-- begin Selected text --

Museum of Applied Arts
Ödön Lechner’s manifesto for a Hungarian national style: a green-and-gold Zsolnay roof over a white hall where Indian and Islamic forms meet Art Nouveau.
At a glance
The Museum of Applied Arts, the third-oldest museum of its kind in the world, was founded by the Hungarian Parliament in 1872. Its building, raised between 1893 and 1896 to designs by Ödön Lechner and Gyula Pártos, opened for the millennium celebrations marking a thousand years of Hungarian settlement. Lechner set out to invent a distinctly Hungarian architecture, drawing on folk ornament and on Indian and Islamic models, and clad the whole in the glazed ceramics of the Zsolnay factory in Pécs. The roof, in green and yellow tile, is the most recognisable in the city.
Key facts
- Built: 1893–1896
- Architects: Ödön Lechner and Gyula Pártos
- Style: Hungarian Secession (Art Nouveau), with Indian and Islamic influences
- Opened: 1896, for the Hungarian millennium
- Address: Üllői út 33–37, 1091 Budapest, Hungary
- GPS: 47.486111, 19.068333 — Open in Google Maps
- Material: Zsolnay glazed ceramic roof and ornament
History
Parliament established the museum in 1872 to collect the applied arts — furniture, glass, metalwork, ceramics, textiles — on the model of London’s South Kensington (now the Victoria and Albert). Two decades later the institution received a purpose-built home. Lechner, by then the leading figure in the search for a Hungarian national style, won the commission with Pártos and delivered a building unlike anything in Central Europe: structurally up to date, with iron and glass, but dressed in pyrogranite ceramics and folk-derived ornament.
The museum opened in October 1896 in time for the millennial exhibition. It survived the twentieth century, including damage in the Second World War and the 1956 uprising, and remained a working museum of design. In recent years the building has undergone a long restoration of its ceramics and interiors.
What you see
The exterior reads as a single sculptural object: a broad symmetrical front under a great tiled dome, the surfaces patterned in green, yellow and white Zsolnay ceramic that resists soot and rain alike. The detailing — pointed arches, bulbous finials, floral motifs — fuses Hungarian folk art with forms Lechner studied from Indian Mughal architecture.

-- end Selected text --
-- begin Provided records --

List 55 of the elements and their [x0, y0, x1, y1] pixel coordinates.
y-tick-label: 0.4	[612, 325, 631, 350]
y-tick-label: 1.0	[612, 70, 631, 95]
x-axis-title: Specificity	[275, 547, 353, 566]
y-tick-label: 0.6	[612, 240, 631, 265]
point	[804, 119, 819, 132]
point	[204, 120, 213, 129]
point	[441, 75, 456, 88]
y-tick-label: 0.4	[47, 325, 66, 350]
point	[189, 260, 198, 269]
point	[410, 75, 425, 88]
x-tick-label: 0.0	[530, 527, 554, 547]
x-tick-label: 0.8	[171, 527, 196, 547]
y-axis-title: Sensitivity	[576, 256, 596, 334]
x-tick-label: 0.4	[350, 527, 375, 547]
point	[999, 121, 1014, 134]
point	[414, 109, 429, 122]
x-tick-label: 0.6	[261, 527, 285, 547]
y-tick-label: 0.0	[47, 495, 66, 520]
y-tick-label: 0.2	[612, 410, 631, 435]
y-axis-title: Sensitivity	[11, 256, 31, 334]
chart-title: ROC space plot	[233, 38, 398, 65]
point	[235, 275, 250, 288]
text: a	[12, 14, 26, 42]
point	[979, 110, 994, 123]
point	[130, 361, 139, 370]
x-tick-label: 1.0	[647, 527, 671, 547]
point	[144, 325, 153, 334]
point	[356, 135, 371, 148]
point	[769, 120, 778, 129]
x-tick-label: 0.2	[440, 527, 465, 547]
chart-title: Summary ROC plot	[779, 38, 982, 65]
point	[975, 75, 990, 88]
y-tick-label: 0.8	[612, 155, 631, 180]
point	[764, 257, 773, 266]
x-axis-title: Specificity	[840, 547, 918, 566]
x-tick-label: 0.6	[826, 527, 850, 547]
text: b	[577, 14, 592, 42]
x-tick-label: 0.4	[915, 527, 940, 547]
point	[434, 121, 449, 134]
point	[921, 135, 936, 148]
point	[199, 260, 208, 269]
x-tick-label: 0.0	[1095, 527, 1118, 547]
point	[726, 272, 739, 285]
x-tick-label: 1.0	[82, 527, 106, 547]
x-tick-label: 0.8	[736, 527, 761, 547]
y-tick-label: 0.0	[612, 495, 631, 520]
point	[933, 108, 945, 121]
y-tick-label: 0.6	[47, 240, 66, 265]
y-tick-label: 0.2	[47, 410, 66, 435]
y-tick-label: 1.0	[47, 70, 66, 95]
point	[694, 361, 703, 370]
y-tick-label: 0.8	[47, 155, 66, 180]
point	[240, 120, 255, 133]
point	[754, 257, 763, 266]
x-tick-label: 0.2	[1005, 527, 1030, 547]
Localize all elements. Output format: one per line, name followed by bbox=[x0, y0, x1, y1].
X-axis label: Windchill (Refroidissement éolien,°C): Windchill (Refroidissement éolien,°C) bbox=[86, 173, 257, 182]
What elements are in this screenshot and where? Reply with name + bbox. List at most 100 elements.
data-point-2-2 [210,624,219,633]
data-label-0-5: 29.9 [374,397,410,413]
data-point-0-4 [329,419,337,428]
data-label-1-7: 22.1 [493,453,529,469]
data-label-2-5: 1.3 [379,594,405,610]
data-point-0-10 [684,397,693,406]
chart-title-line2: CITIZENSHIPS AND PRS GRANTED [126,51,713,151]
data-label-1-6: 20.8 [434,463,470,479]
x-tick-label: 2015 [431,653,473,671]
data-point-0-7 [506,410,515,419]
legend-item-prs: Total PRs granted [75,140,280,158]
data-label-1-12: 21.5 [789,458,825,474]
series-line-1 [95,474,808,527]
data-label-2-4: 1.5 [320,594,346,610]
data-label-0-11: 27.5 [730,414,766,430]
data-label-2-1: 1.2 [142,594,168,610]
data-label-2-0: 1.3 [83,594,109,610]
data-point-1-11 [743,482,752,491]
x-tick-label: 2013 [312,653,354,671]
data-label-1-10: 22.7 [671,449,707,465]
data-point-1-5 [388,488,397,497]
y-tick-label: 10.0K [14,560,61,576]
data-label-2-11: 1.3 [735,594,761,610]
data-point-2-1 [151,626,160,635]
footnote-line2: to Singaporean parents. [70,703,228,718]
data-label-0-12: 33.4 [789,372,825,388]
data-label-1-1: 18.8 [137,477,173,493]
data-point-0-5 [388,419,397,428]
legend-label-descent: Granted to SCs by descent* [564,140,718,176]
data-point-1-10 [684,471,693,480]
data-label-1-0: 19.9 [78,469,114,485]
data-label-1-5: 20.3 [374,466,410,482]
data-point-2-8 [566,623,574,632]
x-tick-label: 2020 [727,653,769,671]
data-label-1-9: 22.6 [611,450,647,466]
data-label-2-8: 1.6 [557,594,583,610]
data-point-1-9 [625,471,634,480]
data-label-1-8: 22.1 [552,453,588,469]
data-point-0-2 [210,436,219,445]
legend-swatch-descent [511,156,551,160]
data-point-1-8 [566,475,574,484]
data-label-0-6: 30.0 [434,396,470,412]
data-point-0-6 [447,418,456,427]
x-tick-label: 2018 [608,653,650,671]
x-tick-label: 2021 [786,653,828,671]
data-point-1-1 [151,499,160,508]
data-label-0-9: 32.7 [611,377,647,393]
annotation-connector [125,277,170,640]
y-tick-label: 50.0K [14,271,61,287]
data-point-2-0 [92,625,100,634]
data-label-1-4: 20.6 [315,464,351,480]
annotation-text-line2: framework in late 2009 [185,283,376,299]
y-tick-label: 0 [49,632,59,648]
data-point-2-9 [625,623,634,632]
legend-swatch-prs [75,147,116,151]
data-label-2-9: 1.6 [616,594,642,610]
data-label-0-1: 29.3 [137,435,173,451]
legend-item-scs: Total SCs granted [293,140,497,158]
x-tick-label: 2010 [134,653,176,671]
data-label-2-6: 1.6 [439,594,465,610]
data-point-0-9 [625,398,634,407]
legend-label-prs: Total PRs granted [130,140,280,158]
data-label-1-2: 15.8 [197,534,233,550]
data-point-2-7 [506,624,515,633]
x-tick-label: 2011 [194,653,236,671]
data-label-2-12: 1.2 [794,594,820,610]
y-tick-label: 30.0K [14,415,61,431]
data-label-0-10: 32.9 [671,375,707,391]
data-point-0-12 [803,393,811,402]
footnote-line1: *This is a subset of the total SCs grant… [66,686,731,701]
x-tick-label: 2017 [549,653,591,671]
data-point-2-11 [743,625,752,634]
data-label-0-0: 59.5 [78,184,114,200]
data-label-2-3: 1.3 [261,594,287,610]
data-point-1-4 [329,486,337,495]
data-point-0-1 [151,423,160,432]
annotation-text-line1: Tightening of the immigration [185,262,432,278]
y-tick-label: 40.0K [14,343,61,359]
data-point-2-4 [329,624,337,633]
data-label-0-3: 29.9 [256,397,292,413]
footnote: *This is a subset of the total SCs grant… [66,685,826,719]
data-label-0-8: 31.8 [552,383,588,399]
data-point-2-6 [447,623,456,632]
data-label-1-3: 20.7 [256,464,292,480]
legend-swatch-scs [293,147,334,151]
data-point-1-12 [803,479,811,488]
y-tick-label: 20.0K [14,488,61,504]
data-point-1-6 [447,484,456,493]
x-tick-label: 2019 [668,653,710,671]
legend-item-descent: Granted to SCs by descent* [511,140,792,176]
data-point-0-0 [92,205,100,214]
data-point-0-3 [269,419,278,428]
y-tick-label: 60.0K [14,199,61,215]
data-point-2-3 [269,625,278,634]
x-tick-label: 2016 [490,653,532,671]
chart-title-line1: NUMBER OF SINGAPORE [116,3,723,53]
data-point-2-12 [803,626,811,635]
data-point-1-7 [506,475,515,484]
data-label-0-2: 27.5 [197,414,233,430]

-- end Provided records --

» **Tasks to complete**
#1 According to the Museum of Applied Arts text, in what year did the Hungarian Parliament found the museum?
#2 Repeat word for word the part of the records that opens with their first line and closes with the line containing "119, 819, 132]", both lines included, and give nothing else.

» **Exercise answers**
#1 1872

#2
List 55 of the elements and their [x0, y0, x1, y1] pixel coordinates.
y-tick-label: 0.4	[612, 325, 631, 350]
y-tick-label: 1.0	[612, 70, 631, 95]
x-axis-title: Specificity	[275, 547, 353, 566]
y-tick-label: 0.6	[612, 240, 631, 265]
point	[804, 119, 819, 132]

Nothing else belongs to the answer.